> _Exercices proposés_
a) D'après l'extrait cité sur les puits de carbone et l'indemnisation, quelles grandes compagnies sont titulaires des concessions d'aménagement forestier ?
b) Poursuivez l'extrait cité sur les puits de carbone et l'indemnisation après sa dernière phrase.

── Extrait cité

M. Peter Pearse: Je vous ai demandé si vous parliez surtout des intérêts des peuples autochtones parce que mon rapport englobe une section qui concerne d'importantes modalités spéciales touchant les terres autochtones.

Mais je recommande également dans mon rapport, de façon générale, que...

M. Rick Laliberte: Permettez-moi de vous donner un autre exemple.

Le président: Ce sera votre dernière question.

M. Rick Laliberte: Oui.

Prenons l'exemple des puits de carbone. On s'intéresse beaucoup aux puits de carbone à cause du Protocole de Kyoto. Les puits de carbone se trouvent forcément dans les terres aménagées, si bien que les entreprises qui ont les grandes concessions forestières sont celles qui ont tout le crédit pour ce genre de phénomène. Les grandes compagnies comme Weyerhaeuser et Tolko—ce sont elles les titulaires des concessions d'aménagement forestier—semblent être tout à fait prêtes à s'en attribuer tout le crédit.

• 1310

Ce que j'essaie de vous dire, c'est que bon nombre de ces utilisateurs traditionnels des terres, bon nombre de villages, ont la possibilité d'utiliser les terres, ou devraient pouvoir influencer l'utilisation des sols, si vous voulez, tout comme les comtés et les municipalités rurales du Sud. Dans le Nord, ça n'existe pas. Peut-être qu'on devrait donc justement tenir compte de cette différence de structure.

Essayer d'appliquer une solution conçue pour le Sud à un environnement du Nord ne marche pas, et c'est pourtant cela qu'on semble proposer en ce qui concerne l'indemnisation.

M. Peter Pearse: Je sais que c'est une opinion qu'on entend fréquemment. Je suis certainement sensible à la tendance des autorités à vouloir appliquer aux territoires des règlements et formules qui sont plutôt conçus pour le contexte provincial. Il ne fait aucune doute que cela présente certaines difficultés.

À cet égard, j'insiste cependant sur le fait que mon rapport recommande que seules les personnes dont les droits juridiques sont violés—et pas les autres—bénéficient d'une indemnisation. De nombreux intervenants ont fait valoir, toutefois, qu'il faudrait indemniser non seulement les propriétaires fonciers, mais aussi les travailleurs des industries et collectivités qui subissent un préjudice.

────
── Entrées du jeu

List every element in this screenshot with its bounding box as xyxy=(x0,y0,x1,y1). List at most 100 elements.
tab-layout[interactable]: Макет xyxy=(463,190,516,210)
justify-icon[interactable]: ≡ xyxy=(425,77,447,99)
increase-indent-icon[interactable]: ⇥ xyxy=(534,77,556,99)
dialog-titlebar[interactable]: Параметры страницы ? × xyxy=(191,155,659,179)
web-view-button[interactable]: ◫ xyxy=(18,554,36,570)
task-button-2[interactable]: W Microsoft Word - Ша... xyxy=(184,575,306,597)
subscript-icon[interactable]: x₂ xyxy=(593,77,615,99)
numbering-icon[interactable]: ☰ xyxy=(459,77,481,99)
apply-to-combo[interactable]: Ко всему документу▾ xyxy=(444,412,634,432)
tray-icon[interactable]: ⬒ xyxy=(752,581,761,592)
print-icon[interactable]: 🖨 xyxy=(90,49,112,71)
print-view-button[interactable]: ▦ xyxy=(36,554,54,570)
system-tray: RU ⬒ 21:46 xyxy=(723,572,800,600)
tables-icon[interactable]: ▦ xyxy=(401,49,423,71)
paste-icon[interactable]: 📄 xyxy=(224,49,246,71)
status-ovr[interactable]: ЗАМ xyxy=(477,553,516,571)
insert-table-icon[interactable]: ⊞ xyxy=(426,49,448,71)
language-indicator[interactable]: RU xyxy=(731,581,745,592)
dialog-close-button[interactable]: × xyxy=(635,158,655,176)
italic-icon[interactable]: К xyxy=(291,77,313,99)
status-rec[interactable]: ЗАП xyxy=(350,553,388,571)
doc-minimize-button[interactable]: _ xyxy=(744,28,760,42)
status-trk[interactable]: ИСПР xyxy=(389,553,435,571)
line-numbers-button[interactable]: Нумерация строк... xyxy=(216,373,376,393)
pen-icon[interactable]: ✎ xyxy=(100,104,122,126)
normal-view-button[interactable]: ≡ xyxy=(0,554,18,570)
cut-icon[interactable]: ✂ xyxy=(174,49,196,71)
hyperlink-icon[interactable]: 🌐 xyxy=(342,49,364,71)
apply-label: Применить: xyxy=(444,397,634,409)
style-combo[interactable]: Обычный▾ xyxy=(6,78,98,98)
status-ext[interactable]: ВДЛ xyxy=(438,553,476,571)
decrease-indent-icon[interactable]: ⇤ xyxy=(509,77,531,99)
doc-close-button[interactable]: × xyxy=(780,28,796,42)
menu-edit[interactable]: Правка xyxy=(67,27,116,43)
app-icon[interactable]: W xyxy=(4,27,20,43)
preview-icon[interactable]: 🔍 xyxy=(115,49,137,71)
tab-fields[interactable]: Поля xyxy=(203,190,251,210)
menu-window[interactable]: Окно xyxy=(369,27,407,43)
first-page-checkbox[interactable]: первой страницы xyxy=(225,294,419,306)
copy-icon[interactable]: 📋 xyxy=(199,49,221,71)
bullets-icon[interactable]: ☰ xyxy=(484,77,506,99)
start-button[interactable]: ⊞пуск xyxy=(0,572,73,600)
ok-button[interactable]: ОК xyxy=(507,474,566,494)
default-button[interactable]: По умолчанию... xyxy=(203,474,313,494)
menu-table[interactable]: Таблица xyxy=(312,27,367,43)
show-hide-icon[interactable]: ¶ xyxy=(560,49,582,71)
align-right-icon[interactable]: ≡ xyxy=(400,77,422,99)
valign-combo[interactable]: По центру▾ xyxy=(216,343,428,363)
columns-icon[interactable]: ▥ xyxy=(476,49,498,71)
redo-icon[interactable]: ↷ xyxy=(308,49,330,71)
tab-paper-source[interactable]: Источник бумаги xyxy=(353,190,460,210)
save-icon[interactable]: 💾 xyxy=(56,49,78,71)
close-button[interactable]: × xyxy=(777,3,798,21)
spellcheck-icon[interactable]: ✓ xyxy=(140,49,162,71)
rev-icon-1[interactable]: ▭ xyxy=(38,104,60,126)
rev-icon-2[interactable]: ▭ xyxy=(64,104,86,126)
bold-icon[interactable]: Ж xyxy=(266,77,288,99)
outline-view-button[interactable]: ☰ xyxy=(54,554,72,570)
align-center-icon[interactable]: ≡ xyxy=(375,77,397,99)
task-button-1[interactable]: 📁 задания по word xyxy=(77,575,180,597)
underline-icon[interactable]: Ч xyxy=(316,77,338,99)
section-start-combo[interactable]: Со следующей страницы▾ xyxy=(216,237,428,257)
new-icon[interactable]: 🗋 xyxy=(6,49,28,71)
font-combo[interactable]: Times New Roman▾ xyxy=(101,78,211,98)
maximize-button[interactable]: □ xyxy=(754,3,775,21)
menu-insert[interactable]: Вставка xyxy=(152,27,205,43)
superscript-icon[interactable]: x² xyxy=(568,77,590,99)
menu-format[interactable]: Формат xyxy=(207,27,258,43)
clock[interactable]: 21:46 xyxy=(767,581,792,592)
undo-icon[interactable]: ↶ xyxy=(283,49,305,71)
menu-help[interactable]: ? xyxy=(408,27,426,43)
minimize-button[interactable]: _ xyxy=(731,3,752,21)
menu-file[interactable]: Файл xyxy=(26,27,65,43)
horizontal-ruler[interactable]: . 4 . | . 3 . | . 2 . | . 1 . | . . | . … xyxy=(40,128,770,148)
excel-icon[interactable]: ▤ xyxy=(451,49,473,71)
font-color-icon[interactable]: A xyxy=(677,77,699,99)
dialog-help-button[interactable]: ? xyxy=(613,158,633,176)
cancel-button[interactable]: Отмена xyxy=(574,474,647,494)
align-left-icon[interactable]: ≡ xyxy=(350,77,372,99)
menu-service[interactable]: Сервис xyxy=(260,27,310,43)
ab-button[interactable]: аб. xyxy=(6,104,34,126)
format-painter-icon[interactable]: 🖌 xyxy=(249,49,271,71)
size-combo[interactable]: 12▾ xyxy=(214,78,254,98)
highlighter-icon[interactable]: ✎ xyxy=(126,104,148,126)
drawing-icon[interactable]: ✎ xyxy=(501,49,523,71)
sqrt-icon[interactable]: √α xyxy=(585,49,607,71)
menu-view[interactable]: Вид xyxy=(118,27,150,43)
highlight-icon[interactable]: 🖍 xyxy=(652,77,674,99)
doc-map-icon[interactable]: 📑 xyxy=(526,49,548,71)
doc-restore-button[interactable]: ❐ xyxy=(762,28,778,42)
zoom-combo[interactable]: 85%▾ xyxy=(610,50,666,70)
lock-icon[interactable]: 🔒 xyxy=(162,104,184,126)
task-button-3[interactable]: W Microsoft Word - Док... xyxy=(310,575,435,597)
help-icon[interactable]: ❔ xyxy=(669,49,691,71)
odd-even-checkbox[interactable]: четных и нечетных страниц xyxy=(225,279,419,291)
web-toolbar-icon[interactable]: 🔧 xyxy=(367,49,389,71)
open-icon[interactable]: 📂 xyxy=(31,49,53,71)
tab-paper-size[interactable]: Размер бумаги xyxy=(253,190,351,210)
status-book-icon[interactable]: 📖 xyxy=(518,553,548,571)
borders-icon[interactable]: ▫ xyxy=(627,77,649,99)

────

> _Réponses par exercice_
a) Weyerhaeuser et Tolko.

b)
Mais que je sache, il n'existe aucun précédent en droit d'expropriation, ni dans aucun autre droit, qui justifierait que des personnes autres que celles dont les droits de propriété sont violés bénéficient d'une indemnisation. Cela ne veut pas dire que ces collectivités, ces travailleurs et d'autres ne subissent pas pour autant un préjudice, comme nous l'avons observé dans le domaine agricole et dans le secteur des pêches au Canada. Mais il me semble que ces problèmes-là nécessitent une aide gouvernementale, qui ne devrait pas pour autant prendre la forme d'une indemnisation. Il devrait plutôt s'agir d'une aide économique en vue de faciliter la transition d'une aide à la formation ou de ce genre de choses.

Le président: Merci, monsieur Laliberte.

J'ai quelques questions à poser aux témoins. Dans votre liste des 10 commandements, professeur Pearse, votre quatrième point fait mention de «sacrifices extraordinaires». Pourriez-vous nous définir le terme «extraordinaires»?

M. Peter Pearse: Mon point de départ était la définition du terme qu'on retrouve dans le dictionnaire, c'est-à-dire inhabituelle et remarquable.

Mes réflexions sur la question m'ont amené à proposer le chiffre de 10 p. 100. C'est-à-dire que si la propriété d'une personne subie une perte de valeur de plus de 10 p. 100, par rapport à la valeur globale de cette dernière, j'indique qu'à mon sens, il s'agit là d'un impact important qui devrait donner lieu à une indemnisation.

Le président: Et un technicien de quelle discipline devrait être appelé à déterminer que les 10 p. 100 sont atteintes?

M. Peter Pearse: Ce travail devrait être fait par des évaluateurs professionnels et indépendants.

Le président: Merci.

Vous avez parlé tout à l'heure de la nécessité d'éviter que le régime d'indemnisation proposé ne nuise aux efforts de collaboration. Je pense que là vous soulevez un point très important. En fait, plus j'entends vos arguments à cet égard, moins j'ai tendance à appuyer le principe de l'indemnisation. C'est une sensation agréable que de se dire qu'on est propriétaire foncier, et c'est vrai jusqu'à un certain point, mais c'est également une illusion, si on pousse ce concept jusqu'au bout de sa logique. Le fait est que les terres n'appartiennent à personne en réalité. Mais là je risque de lancer une discussion qui frise la politique, et il faut surtout éviter de polluer l'air dans ce comité.

• 1315

Je préfère donc vous demander ceci: si l'on ne prévoyait aucune indemnisation, ce projet de loi serait-il mieux accueilli? À ce moment-là, rien ne risquerait de nuire aux efforts de collaboration.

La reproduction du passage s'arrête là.